(Entries from a dataset)
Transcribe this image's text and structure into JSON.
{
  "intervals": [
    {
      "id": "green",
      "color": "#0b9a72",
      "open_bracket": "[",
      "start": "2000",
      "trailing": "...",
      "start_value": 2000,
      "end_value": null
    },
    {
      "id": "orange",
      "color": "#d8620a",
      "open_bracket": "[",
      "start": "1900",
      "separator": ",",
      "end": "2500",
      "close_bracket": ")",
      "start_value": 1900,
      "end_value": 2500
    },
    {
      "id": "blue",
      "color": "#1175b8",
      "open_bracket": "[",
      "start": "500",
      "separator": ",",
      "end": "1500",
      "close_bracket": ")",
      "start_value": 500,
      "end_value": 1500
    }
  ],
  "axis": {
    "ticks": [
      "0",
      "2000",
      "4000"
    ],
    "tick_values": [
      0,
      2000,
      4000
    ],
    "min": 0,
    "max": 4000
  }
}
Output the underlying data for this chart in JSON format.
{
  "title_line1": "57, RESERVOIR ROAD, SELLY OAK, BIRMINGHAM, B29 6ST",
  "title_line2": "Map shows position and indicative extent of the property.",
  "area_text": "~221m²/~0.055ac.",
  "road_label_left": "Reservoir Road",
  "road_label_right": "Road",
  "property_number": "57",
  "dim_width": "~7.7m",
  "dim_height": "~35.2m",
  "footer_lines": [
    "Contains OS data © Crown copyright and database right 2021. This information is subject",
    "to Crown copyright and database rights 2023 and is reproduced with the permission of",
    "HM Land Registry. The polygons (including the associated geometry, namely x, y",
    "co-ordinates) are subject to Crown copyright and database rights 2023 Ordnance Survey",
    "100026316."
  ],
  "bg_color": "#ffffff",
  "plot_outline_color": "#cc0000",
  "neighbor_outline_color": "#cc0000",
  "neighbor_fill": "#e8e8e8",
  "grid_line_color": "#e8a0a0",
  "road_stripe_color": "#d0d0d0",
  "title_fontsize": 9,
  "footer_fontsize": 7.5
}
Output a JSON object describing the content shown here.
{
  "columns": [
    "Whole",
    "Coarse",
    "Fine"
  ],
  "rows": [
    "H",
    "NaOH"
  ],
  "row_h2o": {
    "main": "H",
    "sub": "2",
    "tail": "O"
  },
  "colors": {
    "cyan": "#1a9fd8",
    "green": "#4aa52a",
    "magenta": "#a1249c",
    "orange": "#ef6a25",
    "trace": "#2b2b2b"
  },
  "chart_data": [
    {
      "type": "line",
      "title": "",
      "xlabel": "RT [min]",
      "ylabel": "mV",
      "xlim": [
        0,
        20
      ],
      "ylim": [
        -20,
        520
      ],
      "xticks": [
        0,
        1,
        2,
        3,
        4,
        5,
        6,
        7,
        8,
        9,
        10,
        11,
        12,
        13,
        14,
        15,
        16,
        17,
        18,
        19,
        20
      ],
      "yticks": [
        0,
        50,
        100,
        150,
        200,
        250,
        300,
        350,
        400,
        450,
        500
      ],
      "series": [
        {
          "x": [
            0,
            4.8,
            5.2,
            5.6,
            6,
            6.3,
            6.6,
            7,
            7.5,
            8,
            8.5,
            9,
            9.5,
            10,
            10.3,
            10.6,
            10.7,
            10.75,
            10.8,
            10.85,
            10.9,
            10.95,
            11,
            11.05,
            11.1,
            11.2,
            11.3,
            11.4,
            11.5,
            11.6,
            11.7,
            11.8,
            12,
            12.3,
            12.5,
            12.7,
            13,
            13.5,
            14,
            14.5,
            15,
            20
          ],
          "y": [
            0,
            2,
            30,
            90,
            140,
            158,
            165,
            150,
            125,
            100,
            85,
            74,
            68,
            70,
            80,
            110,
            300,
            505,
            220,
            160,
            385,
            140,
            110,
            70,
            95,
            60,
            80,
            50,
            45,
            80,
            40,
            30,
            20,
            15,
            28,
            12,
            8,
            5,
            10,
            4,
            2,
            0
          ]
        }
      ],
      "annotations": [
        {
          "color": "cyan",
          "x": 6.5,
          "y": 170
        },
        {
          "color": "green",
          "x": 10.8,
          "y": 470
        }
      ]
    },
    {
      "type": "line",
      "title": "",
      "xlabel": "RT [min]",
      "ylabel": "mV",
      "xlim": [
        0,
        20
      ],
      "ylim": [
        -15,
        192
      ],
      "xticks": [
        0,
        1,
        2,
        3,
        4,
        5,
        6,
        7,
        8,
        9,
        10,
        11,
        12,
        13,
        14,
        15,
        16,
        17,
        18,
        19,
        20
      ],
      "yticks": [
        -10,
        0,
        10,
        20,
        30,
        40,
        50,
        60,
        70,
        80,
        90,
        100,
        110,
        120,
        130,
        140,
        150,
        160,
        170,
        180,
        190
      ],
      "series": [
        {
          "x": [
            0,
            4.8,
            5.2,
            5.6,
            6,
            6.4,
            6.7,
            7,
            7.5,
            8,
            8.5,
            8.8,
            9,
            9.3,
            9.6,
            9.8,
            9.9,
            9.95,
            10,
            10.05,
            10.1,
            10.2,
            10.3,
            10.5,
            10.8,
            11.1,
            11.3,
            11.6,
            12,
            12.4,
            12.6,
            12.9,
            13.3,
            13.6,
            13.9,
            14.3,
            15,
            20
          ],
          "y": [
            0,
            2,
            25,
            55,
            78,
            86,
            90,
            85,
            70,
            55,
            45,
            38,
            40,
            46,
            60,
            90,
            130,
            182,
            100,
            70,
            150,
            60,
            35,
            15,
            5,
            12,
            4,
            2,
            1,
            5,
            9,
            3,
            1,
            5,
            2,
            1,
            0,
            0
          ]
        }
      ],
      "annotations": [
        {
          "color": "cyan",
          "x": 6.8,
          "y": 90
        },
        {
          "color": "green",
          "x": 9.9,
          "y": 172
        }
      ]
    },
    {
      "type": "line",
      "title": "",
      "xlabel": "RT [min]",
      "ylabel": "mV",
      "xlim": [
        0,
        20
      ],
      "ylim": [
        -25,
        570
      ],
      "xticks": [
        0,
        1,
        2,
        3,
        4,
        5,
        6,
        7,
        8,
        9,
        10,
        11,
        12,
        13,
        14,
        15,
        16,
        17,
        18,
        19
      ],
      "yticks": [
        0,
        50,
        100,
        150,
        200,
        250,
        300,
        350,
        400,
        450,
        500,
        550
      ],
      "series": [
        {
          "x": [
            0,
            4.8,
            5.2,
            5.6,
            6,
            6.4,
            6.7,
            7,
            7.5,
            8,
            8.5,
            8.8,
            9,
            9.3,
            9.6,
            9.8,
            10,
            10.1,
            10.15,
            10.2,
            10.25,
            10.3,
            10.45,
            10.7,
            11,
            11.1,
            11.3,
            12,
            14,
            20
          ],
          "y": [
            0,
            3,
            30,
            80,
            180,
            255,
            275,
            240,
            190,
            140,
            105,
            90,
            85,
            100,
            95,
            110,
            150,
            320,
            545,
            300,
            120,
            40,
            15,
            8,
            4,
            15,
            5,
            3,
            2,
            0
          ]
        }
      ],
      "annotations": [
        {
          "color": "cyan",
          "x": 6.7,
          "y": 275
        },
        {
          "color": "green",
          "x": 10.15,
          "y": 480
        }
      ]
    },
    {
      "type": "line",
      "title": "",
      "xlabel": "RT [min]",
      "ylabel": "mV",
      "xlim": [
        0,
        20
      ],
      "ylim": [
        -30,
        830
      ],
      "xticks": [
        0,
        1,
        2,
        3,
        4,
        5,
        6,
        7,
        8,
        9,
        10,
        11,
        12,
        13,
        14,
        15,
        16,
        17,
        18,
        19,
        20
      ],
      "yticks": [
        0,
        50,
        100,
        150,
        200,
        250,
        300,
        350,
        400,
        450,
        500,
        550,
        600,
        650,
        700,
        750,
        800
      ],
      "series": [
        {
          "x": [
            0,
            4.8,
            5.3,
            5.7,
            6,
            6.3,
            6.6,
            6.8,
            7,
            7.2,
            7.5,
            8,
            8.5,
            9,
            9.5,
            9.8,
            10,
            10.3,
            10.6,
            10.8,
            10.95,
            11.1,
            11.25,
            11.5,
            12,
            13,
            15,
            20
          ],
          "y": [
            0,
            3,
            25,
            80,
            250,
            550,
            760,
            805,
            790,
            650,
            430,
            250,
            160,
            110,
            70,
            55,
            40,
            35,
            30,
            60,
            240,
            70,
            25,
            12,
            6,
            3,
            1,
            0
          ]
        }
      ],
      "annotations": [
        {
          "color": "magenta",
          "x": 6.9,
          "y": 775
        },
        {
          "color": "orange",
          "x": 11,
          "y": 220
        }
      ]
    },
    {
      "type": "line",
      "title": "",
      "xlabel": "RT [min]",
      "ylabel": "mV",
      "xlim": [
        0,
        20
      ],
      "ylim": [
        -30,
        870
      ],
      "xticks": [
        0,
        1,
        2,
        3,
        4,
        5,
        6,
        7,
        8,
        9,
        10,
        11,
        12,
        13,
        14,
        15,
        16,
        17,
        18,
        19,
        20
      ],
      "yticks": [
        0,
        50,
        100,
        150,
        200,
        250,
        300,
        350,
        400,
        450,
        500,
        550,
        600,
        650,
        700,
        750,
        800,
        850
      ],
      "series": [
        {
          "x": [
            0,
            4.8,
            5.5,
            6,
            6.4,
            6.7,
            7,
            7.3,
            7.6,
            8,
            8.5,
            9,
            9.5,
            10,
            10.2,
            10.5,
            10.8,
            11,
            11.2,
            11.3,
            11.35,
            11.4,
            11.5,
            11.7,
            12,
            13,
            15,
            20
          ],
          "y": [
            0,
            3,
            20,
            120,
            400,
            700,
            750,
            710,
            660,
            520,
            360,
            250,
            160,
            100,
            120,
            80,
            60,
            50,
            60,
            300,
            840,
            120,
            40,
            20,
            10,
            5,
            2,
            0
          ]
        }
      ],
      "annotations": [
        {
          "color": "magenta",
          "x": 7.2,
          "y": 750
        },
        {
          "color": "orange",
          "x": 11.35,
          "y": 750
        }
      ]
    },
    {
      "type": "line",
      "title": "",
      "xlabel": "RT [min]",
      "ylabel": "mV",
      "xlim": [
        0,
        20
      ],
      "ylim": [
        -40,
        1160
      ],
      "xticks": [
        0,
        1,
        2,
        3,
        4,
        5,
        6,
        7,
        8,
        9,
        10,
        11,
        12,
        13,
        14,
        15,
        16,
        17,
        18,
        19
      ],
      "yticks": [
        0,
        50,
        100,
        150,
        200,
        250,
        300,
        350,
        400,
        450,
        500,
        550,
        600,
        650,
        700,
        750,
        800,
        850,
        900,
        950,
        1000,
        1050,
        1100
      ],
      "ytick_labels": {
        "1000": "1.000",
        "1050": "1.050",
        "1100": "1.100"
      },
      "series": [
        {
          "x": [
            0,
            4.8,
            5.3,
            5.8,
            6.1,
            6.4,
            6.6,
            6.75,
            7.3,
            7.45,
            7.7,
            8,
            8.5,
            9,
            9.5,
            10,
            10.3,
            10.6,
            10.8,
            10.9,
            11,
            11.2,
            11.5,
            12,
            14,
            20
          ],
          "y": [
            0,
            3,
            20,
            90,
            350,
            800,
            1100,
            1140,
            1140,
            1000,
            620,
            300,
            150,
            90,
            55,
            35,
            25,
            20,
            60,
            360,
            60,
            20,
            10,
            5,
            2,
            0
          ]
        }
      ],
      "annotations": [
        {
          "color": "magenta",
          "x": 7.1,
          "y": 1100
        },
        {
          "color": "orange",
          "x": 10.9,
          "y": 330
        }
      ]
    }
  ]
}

**PROBLEM DESCRIPTION**
Read the entries and pick out all lines that include the word "Crown".

**RESPONSE TO THIS TASK**
    "Contains OS data © Crown copyright and database right 2021. This information is subject",
    "to Crown copyright and database rights 2023 and is reproduced with the permission of",
    "co-ordinates) are subject to Crown copyright and database rights 2023 Ordnance Survey",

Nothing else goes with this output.